TASK BRIEF: Single out the lines that include the word "Limited". Copy them.

RECORDS SUPPLIED:
※

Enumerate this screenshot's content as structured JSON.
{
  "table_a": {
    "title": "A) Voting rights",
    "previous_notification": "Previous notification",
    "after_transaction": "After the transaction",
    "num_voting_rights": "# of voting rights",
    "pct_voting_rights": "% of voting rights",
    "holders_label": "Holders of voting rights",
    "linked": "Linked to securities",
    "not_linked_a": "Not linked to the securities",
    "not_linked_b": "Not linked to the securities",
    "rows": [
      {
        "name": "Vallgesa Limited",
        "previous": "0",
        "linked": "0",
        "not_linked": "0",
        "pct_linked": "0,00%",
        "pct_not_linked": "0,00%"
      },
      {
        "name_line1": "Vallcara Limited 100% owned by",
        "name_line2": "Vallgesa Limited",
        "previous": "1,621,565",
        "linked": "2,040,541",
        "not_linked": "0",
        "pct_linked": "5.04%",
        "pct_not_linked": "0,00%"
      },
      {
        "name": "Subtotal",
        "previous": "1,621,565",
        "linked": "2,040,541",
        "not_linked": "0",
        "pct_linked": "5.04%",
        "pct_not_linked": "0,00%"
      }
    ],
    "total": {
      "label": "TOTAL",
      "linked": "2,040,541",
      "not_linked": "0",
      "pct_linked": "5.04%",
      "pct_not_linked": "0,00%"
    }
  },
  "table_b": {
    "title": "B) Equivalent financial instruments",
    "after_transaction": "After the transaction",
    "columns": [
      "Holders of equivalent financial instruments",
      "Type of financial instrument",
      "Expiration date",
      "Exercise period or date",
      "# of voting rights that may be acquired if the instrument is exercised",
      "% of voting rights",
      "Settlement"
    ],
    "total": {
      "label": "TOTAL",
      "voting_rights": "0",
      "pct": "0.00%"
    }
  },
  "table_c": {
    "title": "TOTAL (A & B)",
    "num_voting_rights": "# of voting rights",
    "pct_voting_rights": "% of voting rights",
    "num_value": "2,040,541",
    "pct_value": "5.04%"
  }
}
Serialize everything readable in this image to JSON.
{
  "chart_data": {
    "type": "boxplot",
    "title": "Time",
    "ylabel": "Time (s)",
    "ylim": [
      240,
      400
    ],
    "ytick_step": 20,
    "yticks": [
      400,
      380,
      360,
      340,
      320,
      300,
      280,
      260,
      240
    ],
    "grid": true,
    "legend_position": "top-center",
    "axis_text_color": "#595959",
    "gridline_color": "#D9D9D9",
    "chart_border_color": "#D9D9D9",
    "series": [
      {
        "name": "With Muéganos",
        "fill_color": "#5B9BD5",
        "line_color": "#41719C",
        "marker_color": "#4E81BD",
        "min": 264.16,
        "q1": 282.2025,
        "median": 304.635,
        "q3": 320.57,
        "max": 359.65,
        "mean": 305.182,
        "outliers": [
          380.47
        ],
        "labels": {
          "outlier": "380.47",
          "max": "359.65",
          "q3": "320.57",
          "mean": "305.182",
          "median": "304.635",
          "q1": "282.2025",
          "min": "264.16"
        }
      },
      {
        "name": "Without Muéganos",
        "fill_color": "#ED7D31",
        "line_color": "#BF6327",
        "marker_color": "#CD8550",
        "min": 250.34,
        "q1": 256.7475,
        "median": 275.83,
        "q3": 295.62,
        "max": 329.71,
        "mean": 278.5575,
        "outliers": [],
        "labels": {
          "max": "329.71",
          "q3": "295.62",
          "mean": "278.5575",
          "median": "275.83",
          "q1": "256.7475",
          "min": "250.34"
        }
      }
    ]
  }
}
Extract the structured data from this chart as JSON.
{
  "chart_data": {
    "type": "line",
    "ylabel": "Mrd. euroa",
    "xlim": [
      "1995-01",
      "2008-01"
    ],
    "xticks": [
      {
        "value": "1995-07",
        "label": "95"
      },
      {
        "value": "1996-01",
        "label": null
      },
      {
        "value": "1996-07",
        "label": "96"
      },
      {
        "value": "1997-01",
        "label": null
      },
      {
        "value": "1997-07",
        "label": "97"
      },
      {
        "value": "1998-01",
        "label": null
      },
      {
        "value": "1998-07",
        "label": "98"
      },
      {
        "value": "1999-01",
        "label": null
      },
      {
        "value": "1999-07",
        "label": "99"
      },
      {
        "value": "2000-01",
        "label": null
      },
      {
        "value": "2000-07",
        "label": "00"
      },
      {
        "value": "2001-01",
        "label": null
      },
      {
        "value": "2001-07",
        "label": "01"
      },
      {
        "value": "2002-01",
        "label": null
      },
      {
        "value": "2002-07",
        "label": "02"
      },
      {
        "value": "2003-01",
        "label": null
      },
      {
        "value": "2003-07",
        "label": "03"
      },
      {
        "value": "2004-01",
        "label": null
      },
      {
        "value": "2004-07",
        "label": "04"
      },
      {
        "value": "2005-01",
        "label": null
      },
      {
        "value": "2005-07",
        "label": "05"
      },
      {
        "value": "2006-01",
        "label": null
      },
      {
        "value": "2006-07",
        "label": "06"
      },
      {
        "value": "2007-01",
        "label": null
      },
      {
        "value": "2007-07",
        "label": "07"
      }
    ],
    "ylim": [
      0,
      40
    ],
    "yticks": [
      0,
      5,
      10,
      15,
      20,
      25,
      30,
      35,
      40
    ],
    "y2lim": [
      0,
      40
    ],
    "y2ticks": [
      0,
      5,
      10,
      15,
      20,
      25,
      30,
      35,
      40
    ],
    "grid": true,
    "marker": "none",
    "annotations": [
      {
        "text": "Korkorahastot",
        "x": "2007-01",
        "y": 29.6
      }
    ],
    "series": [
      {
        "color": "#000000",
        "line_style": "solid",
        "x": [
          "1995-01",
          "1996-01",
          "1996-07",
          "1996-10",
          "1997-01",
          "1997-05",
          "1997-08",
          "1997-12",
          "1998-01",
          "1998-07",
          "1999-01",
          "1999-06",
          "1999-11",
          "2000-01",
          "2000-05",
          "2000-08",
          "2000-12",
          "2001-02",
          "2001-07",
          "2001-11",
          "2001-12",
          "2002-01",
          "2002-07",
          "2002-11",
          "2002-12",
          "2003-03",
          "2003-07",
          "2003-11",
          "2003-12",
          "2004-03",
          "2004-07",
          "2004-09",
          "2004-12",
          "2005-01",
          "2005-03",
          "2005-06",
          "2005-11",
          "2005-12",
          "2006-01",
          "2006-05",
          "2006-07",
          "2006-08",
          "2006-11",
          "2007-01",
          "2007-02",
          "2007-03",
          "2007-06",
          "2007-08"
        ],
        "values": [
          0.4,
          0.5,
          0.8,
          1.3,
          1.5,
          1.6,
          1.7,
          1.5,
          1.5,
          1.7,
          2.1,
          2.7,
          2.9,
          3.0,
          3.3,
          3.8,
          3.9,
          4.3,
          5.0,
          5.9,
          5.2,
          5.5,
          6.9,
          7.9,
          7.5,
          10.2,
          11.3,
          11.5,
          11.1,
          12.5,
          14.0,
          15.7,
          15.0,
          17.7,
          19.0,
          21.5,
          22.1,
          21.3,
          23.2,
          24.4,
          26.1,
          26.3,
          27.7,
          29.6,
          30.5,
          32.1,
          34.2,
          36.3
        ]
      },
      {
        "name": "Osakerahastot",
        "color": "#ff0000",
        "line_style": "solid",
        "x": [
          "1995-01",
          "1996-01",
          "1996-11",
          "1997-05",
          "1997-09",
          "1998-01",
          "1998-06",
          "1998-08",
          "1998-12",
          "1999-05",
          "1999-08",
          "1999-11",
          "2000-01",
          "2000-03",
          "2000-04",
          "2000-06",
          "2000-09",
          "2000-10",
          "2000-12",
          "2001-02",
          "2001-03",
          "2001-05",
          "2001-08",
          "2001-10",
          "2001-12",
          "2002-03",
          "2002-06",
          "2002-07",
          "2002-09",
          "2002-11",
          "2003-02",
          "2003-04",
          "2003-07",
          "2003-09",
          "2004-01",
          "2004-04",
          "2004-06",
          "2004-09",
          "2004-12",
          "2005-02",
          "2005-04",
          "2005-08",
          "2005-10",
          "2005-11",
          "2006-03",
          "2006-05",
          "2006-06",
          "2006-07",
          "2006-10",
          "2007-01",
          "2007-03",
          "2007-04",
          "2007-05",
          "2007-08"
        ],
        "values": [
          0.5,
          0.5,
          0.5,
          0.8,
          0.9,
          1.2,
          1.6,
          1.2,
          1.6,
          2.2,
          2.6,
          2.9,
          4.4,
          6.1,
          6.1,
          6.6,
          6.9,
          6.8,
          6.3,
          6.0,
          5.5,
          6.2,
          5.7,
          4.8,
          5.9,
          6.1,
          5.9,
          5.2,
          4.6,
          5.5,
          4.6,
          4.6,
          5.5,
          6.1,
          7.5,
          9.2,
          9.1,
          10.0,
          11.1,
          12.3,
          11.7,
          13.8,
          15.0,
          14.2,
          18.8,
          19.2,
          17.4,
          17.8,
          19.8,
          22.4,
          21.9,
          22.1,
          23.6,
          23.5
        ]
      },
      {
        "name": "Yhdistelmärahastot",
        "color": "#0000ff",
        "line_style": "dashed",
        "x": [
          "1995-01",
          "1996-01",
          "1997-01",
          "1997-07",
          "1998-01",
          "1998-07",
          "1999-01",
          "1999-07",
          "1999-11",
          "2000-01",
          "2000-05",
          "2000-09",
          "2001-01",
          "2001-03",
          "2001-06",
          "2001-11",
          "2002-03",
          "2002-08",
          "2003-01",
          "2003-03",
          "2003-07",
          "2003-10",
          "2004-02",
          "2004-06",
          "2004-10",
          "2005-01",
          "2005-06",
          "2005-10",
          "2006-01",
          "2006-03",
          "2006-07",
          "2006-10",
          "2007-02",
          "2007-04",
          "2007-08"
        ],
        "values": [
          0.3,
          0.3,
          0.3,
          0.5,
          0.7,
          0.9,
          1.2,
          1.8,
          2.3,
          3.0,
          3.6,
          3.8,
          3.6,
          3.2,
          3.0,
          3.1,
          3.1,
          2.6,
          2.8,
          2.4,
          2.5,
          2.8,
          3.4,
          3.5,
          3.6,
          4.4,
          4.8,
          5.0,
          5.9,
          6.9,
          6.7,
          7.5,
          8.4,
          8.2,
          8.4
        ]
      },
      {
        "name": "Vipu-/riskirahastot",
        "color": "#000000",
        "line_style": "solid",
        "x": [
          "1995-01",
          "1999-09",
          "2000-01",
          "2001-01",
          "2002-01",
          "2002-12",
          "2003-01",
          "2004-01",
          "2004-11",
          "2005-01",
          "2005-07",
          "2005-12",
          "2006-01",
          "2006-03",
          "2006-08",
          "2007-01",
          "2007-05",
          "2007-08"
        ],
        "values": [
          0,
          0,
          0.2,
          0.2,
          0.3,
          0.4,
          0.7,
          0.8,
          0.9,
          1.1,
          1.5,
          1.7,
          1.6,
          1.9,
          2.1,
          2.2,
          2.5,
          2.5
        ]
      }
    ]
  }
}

※

SOLUTION:
        "name": "Vallgesa Limited",
        "name_line1": "Vallcara Limited 100% owned by",
        "name_line2": "Vallgesa Limited",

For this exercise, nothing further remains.